**WRITTEN INSTRUCTION:**
Go through the lines below. Copy those with "name".

:: EXTRACTED RECORDS

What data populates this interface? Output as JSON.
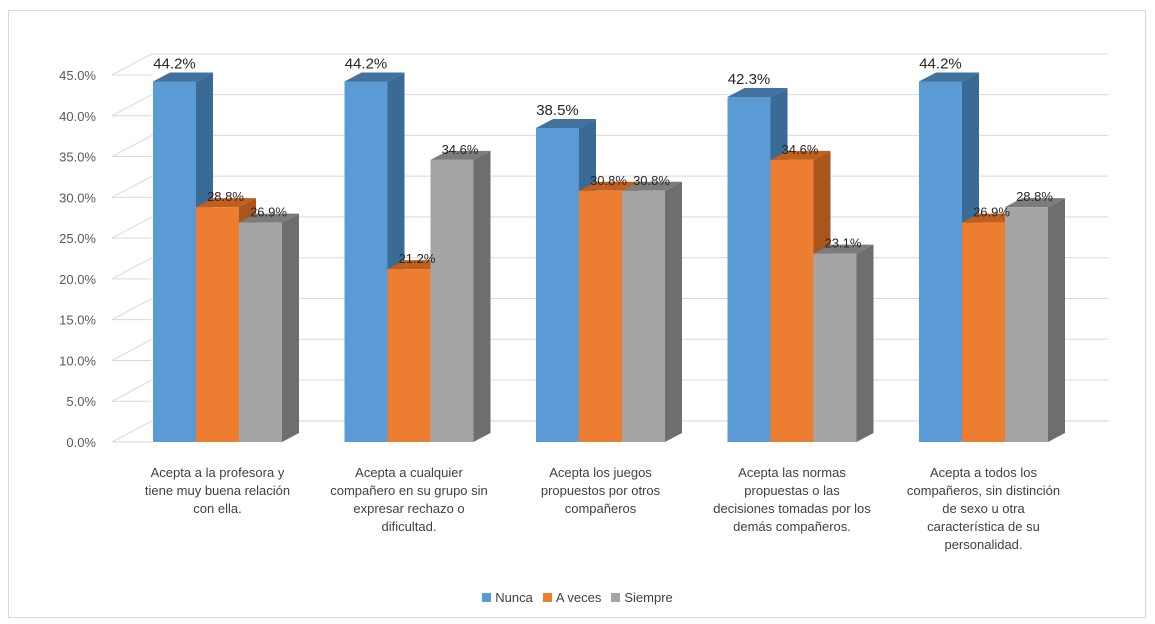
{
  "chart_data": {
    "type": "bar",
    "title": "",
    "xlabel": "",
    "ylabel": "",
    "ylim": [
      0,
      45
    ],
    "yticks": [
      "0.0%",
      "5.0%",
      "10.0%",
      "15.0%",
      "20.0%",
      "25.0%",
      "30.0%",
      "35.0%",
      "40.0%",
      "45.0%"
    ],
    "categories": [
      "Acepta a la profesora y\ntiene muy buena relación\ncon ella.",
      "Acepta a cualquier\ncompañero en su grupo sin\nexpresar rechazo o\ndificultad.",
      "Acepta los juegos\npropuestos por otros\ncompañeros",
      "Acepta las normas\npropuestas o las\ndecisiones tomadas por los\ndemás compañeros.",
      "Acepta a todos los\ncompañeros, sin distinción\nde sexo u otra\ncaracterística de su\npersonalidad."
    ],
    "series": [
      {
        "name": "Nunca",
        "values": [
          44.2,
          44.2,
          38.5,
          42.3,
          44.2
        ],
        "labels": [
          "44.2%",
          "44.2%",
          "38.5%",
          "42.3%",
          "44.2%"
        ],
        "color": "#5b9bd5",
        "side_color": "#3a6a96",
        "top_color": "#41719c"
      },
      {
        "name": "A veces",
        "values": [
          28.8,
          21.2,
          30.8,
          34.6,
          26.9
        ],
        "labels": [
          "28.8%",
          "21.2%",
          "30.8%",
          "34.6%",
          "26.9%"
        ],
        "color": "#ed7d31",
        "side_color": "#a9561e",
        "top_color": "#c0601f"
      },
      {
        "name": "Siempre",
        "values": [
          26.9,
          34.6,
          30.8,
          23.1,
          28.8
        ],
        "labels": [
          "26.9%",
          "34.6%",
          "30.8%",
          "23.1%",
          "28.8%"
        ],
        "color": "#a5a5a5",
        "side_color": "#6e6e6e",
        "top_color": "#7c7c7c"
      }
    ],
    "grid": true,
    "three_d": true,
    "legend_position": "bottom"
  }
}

::::

**RESPONSE TO THIS EXERCISE:**
        "name": "Nunca",
        "name": "A veces",
        "name": "Siempre",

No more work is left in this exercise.